> **Exercise**
Give back each entry unchanged, minus pictures.

(Figure record extracts)
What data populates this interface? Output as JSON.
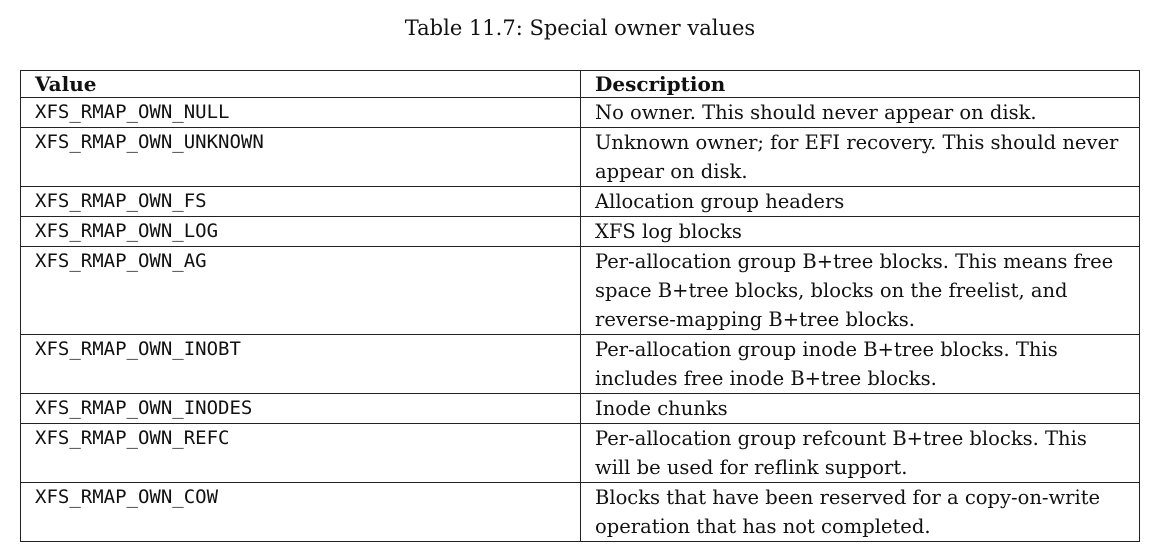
{
  "caption": "Table 11.7: Special owner values",
  "table": {
    "headers": {
      "value": "Value",
      "description": "Description"
    },
    "rows": [
      {
        "value": "XFS_RMAP_OWN_NULL",
        "description": "No owner. This should never appear on disk."
      },
      {
        "value": "XFS_RMAP_OWN_UNKNOWN",
        "description": "Unknown owner; for EFI recovery. This should never appear on disk."
      },
      {
        "value": "XFS_RMAP_OWN_FS",
        "description": "Allocation group headers"
      },
      {
        "value": "XFS_RMAP_OWN_LOG",
        "description": "XFS log blocks"
      },
      {
        "value": "XFS_RMAP_OWN_AG",
        "description": "Per-allocation group B+tree blocks. This means free space B+tree blocks, blocks on the freelist, and reverse-mapping B+tree blocks."
      },
      {
        "value": "XFS_RMAP_OWN_INOBT",
        "description": "Per-allocation group inode B+tree blocks. This includes free inode B+tree blocks."
      },
      {
        "value": "XFS_RMAP_OWN_INODES",
        "description": "Inode chunks"
      },
      {
        "value": "XFS_RMAP_OWN_REFC",
        "description": "Per-allocation group refcount B+tree blocks. This will be used for reflink support."
      },
      {
        "value": "XFS_RMAP_OWN_COW",
        "description": "Blocks that have been reserved for a copy-on-write operation that has not completed."
      }
    ]
  }
}
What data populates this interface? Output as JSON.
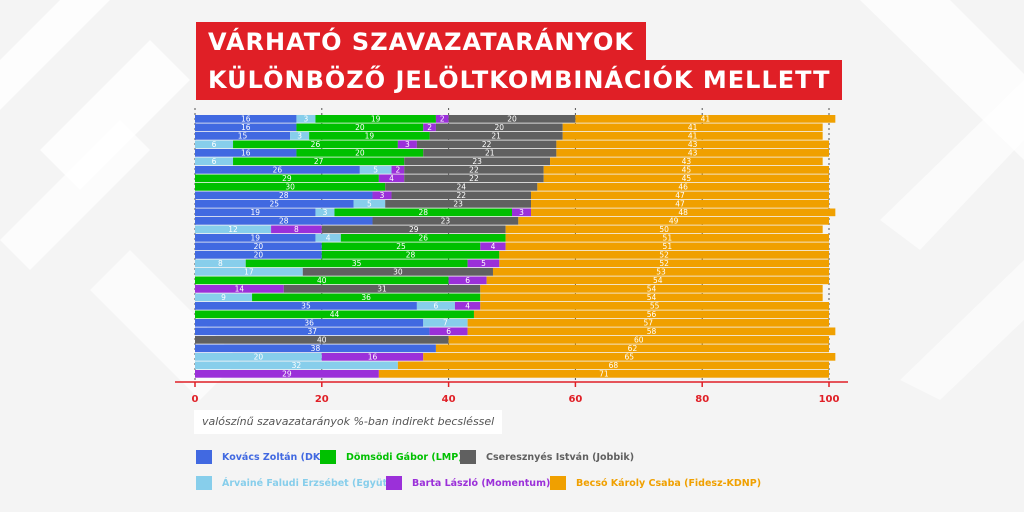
{
  "title": {
    "line1": "VÁRHATÓ SZAVAZATARÁNYOK",
    "line2": "KÜLÖNBÖZŐ JELÖLTKOMBINÁCIÓK MELLETT"
  },
  "x_axis_caption": "valószínű szavazatarányok %-ban indirekt becsléssel",
  "legend": [
    {
      "key": "kovacs",
      "label": "Kovács Zoltán (DK)",
      "color": "#4169e1"
    },
    {
      "key": "domsodi",
      "label": "Dömsödi Gábor (LMP)",
      "color": "#00c000"
    },
    {
      "key": "cseresznyes",
      "label": "Cseresznyés István (Jobbik)",
      "color": "#606060"
    },
    {
      "key": "arvaine",
      "label": "Árvainé Faludi Erzsébet (Együtt)",
      "color": "#87ceeb"
    },
    {
      "key": "barta",
      "label": "Barta László (Momentum)",
      "color": "#9b30d9"
    },
    {
      "key": "becso",
      "label": "Becsó Károly Csaba (Fidesz-KDNP)",
      "color": "#f0a000"
    }
  ],
  "chart_data": {
    "type": "bar",
    "orientation": "horizontal",
    "stacked": true,
    "xlim": [
      0,
      100
    ],
    "xticks": [
      0,
      20,
      40,
      60,
      80,
      100
    ],
    "grid": "vertical dashed at ticks",
    "rows": [
      [
        [
          "kovacs",
          16
        ],
        [
          "arvaine",
          3
        ],
        [
          "domsodi",
          19
        ],
        [
          "barta",
          2
        ],
        [
          "cseresznyes",
          20
        ],
        [
          "becso",
          41
        ]
      ],
      [
        [
          "kovacs",
          16
        ],
        [
          "domsodi",
          20
        ],
        [
          "barta",
          2
        ],
        [
          "cseresznyes",
          20
        ],
        [
          "becso",
          41
        ]
      ],
      [
        [
          "kovacs",
          15
        ],
        [
          "arvaine",
          3
        ],
        [
          "domsodi",
          19
        ],
        [
          "cseresznyes",
          21
        ],
        [
          "becso",
          41
        ]
      ],
      [
        [
          "arvaine",
          6
        ],
        [
          "domsodi",
          26
        ],
        [
          "barta",
          3
        ],
        [
          "cseresznyes",
          22
        ],
        [
          "becso",
          43
        ]
      ],
      [
        [
          "kovacs",
          16
        ],
        [
          "domsodi",
          20
        ],
        [
          "cseresznyes",
          21
        ],
        [
          "becso",
          43
        ]
      ],
      [
        [
          "arvaine",
          6
        ],
        [
          "domsodi",
          27
        ],
        [
          "cseresznyes",
          23
        ],
        [
          "becso",
          43
        ]
      ],
      [
        [
          "kovacs",
          26
        ],
        [
          "arvaine",
          5
        ],
        [
          "barta",
          2
        ],
        [
          "cseresznyes",
          22
        ],
        [
          "becso",
          45
        ]
      ],
      [
        [
          "domsodi",
          29
        ],
        [
          "barta",
          4
        ],
        [
          "cseresznyes",
          22
        ],
        [
          "becso",
          45
        ]
      ],
      [
        [
          "domsodi",
          30
        ],
        [
          "cseresznyes",
          24
        ],
        [
          "becso",
          46
        ]
      ],
      [
        [
          "kovacs",
          28
        ],
        [
          "barta",
          3
        ],
        [
          "cseresznyes",
          22
        ],
        [
          "becso",
          47
        ]
      ],
      [
        [
          "kovacs",
          25
        ],
        [
          "arvaine",
          5
        ],
        [
          "cseresznyes",
          23
        ],
        [
          "becso",
          47
        ]
      ],
      [
        [
          "kovacs",
          19
        ],
        [
          "arvaine",
          3
        ],
        [
          "domsodi",
          28
        ],
        [
          "barta",
          3
        ],
        [
          "becso",
          48
        ]
      ],
      [
        [
          "kovacs",
          28
        ],
        [
          "cseresznyes",
          23
        ],
        [
          "becso",
          49
        ]
      ],
      [
        [
          "arvaine",
          12
        ],
        [
          "barta",
          8
        ],
        [
          "cseresznyes",
          29
        ],
        [
          "becso",
          50
        ]
      ],
      [
        [
          "kovacs",
          19
        ],
        [
          "arvaine",
          4
        ],
        [
          "domsodi",
          26
        ],
        [
          "becso",
          51
        ]
      ],
      [
        [
          "kovacs",
          20
        ],
        [
          "domsodi",
          25
        ],
        [
          "barta",
          4
        ],
        [
          "becso",
          51
        ]
      ],
      [
        [
          "kovacs",
          20
        ],
        [
          "domsodi",
          28
        ],
        [
          "becso",
          52
        ]
      ],
      [
        [
          "arvaine",
          8
        ],
        [
          "domsodi",
          35
        ],
        [
          "barta",
          5
        ],
        [
          "becso",
          52
        ]
      ],
      [
        [
          "arvaine",
          17
        ],
        [
          "cseresznyes",
          30
        ],
        [
          "becso",
          53
        ]
      ],
      [
        [
          "domsodi",
          40
        ],
        [
          "barta",
          6
        ],
        [
          "becso",
          54
        ]
      ],
      [
        [
          "barta",
          14
        ],
        [
          "cseresznyes",
          31
        ],
        [
          "becso",
          54
        ]
      ],
      [
        [
          "arvaine",
          9
        ],
        [
          "domsodi",
          36
        ],
        [
          "becso",
          54
        ]
      ],
      [
        [
          "kovacs",
          35
        ],
        [
          "arvaine",
          6
        ],
        [
          "barta",
          4
        ],
        [
          "becso",
          55
        ]
      ],
      [
        [
          "domsodi",
          44
        ],
        [
          "becso",
          56
        ]
      ],
      [
        [
          "kovacs",
          36
        ],
        [
          "arvaine",
          7
        ],
        [
          "becso",
          57
        ]
      ],
      [
        [
          "kovacs",
          37
        ],
        [
          "barta",
          6
        ],
        [
          "becso",
          58
        ]
      ],
      [
        [
          "cseresznyes",
          40
        ],
        [
          "becso",
          60
        ]
      ],
      [
        [
          "kovacs",
          38
        ],
        [
          "becso",
          62
        ]
      ],
      [
        [
          "arvaine",
          20
        ],
        [
          "barta",
          16
        ],
        [
          "becso",
          65
        ]
      ],
      [
        [
          "arvaine",
          32
        ],
        [
          "becso",
          68
        ]
      ],
      [
        [
          "barta",
          29
        ],
        [
          "becso",
          71
        ]
      ]
    ]
  }
}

> **Result for this task**
What data populates this interface? Output as JSON.
{
  "caption": "Table 11.7: Special owner values",
  "table": {
    "headers": {
      "value": "Value",
      "description": "Description"
    },
    "rows": [
      {
        "value": "XFS_RMAP_OWN_NULL",
        "description": "No owner. This should never appear on disk."
      },
      {
        "value": "XFS_RMAP_OWN_UNKNOWN",
        "description": "Unknown owner; for EFI recovery. This should never appear on disk."
      },
      {
        "value": "XFS_RMAP_OWN_FS",
        "description": "Allocation group headers"
      },
      {
        "value": "XFS_RMAP_OWN_LOG",
        "description": "XFS log blocks"
      },
      {
        "value": "XFS_RMAP_OWN_AG",
        "description": "Per-allocation group B+tree blocks. This means free space B+tree blocks, blocks on the freelist, and reverse-mapping B+tree blocks."
      },
      {
        "value": "XFS_RMAP_OWN_INOBT",
        "description": "Per-allocation group inode B+tree blocks. This includes free inode B+tree blocks."
      },
      {
        "value": "XFS_RMAP_OWN_INODES",
        "description": "Inode chunks"
      },
      {
        "value": "XFS_RMAP_OWN_REFC",
        "description": "Per-allocation group refcount B+tree blocks. This will be used for reflink support."
      },
      {
        "value": "XFS_RMAP_OWN_COW",
        "description": "Blocks that have been reserved for a copy-on-write operation that has not completed."
      }
    ]
  }
}
What data populates this interface? Output as JSON.
{
  "title": {
    "line1": "VÁRHATÓ SZAVAZATARÁNYOK",
    "line2": "KÜLÖNBÖZŐ JELÖLTKOMBINÁCIÓK MELLETT"
  },
  "x_axis_caption": "valószínű szavazatarányok %-ban indirekt becsléssel",
  "legend": [
    {
      "key": "kovacs",
      "label": "Kovács Zoltán (DK)",
      "color": "#4169e1"
    },
    {
      "key": "domsodi",
      "label": "Dömsödi Gábor (LMP)",
      "color": "#00c000"
    },
    {
      "key": "cseresznyes",
      "label": "Cseresznyés István (Jobbik)",
      "color": "#606060"
    },
    {
      "key": "arvaine",
      "label": "Árvainé Faludi Erzsébet (Együtt)",
      "color": "#87ceeb"
    },
    {
      "key": "barta",
      "label": "Barta László (Momentum)",
      "color": "#9b30d9"
    },
    {
      "key": "becso",
      "label": "Becsó Károly Csaba (Fidesz-KDNP)",
      "color": "#f0a000"
    }
  ],
  "chart_data": {
    "type": "bar",
    "orientation": "horizontal",
    "stacked": true,
    "xlim": [
      0,
      100
    ],
    "xticks": [
      0,
      20,
      40,
      60,
      80,
      100
    ],
    "grid": "vertical dashed at ticks",
    "rows": [
      [
        [
          "kovacs",
          16
        ],
        [
          "arvaine",
          3
        ],
        [
          "domsodi",
          19
        ],
        [
          "barta",
          2
        ],
        [
          "cseresznyes",
          20
        ],
        [
          "becso",
          41
        ]
      ],
      [
        [
          "kovacs",
          16
        ],
        [
          "domsodi",
          20
        ],
        [
          "barta",
          2
        ],
        [
          "cseresznyes",
          20
        ],
        [
          "becso",
          41
        ]
      ],
      [
        [
          "kovacs",
          15
        ],
        [
          "arvaine",
          3
        ],
        [
          "domsodi",
          19
        ],
        [
          "cseresznyes",
          21
        ],
        [
          "becso",
          41
        ]
      ],
      [
        [
          "arvaine",
          6
        ],
        [
          "domsodi",
          26
        ],
        [
          "barta",
          3
        ],
        [
          "cseresznyes",
          22
        ],
        [
          "becso",
          43
        ]
      ],
      [
        [
          "kovacs",
          16
        ],
        [
          "domsodi",
          20
        ],
        [
          "cseresznyes",
          21
        ],
        [
          "becso",
          43
        ]
      ],
      [
        [
          "arvaine",
          6
        ],
        [
          "domsodi",
          27
        ],
        [
          "cseresznyes",
          23
        ],
        [
          "becso",
          43
        ]
      ],
      [
        [
          "kovacs",
          26
        ],
        [
          "arvaine",
          5
        ],
        [
          "barta",
          2
        ],
        [
          "cseresznyes",
          22
        ],
        [
          "becso",
          45
        ]
      ],
      [
        [
          "domsodi",
          29
        ],
        [
          "barta",
          4
        ],
        [
          "cseresznyes",
          22
        ],
        [
          "becso",
          45
        ]
      ],
      [
        [
          "domsodi",
          30
        ],
        [
          "cseresznyes",
          24
        ],
        [
          "becso",
          46
        ]
      ],
      [
        [
          "kovacs",
          28
        ],
        [
          "barta",
          3
        ],
        [
          "cseresznyes",
          22
        ],
        [
          "becso",
          47
        ]
      ],
      [
        [
          "kovacs",
          25
        ],
        [
          "arvaine",
          5
        ],
        [
          "cseresznyes",
          23
        ],
        [
          "becso",
          47
        ]
      ],
      [
        [
          "kovacs",
          19
        ],
        [
          "arvaine",
          3
        ],
        [
          "domsodi",
          28
        ],
        [
          "barta",
          3
        ],
        [
          "becso",
          48
        ]
      ],
      [
        [
          "kovacs",
          28
        ],
        [
          "cseresznyes",
          23
        ],
        [
          "becso",
          49
        ]
      ],
      [
        [
          "arvaine",
          12
        ],
        [
          "barta",
          8
        ],
        [
          "cseresznyes",
          29
        ],
        [
          "becso",
          50
        ]
      ],
      [
        [
          "kovacs",
          19
        ],
        [
          "arvaine",
          4
        ],
        [
          "domsodi",
          26
        ],
        [
          "becso",
          51
        ]
      ],
      [
        [
          "kovacs",
          20
        ],
        [
          "domsodi",
          25
        ],
        [
          "barta",
          4
        ],
        [
          "becso",
          51
        ]
      ],
      [
        [
          "kovacs",
          20
        ],
        [
          "domsodi",
          28
        ],
        [
          "becso",
          52
        ]
      ],
      [
        [
          "arvaine",
          8
        ],
        [
          "domsodi",
          35
        ],
        [
          "barta",
          5
        ],
        [
          "becso",
          52
        ]
      ],
      [
        [
          "arvaine",
          17
        ],
        [
          "cseresznyes",
          30
        ],
        [
          "becso",
          53
        ]
      ],
      [
        [
          "domsodi",
          40
        ],
        [
          "barta",
          6
        ],
        [
          "becso",
          54
        ]
      ],
      [
        [
          "barta",
          14
        ],
        [
          "cseresznyes",
          31
        ],
        [
          "becso",
          54
        ]
      ],
      [
        [
          "arvaine",
          9
        ],
        [
          "domsodi",
          36
        ],
        [
          "becso",
          54
        ]
      ],
      [
        [
          "kovacs",
          35
        ],
        [
          "arvaine",
          6
        ],
        [
          "barta",
          4
        ],
        [
          "becso",
          55
        ]
      ],
      [
        [
          "domsodi",
          44
        ],
        [
          "becso",
          56
        ]
      ],
      [
        [
          "kovacs",
          36
        ],
        [
          "arvaine",
          7
        ],
        [
          "becso",
          57
        ]
      ],
      [
        [
          "kovacs",
          37
        ],
        [
          "barta",
          6
        ],
        [
          "becso",
          58
        ]
      ],
      [
        [
          "cseresznyes",
          40
        ],
        [
          "becso",
          60
        ]
      ],
      [
        [
          "kovacs",
          38
        ],
        [
          "becso",
          62
        ]
      ],
      [
        [
          "arvaine",
          20
        ],
        [
          "barta",
          16
        ],
        [
          "becso",
          65
        ]
      ],
      [
        [
          "arvaine",
          32
        ],
        [
          "becso",
          68
        ]
      ],
      [
        [
          "barta",
          29
        ],
        [
          "becso",
          71
        ]
      ]
    ]
  }
}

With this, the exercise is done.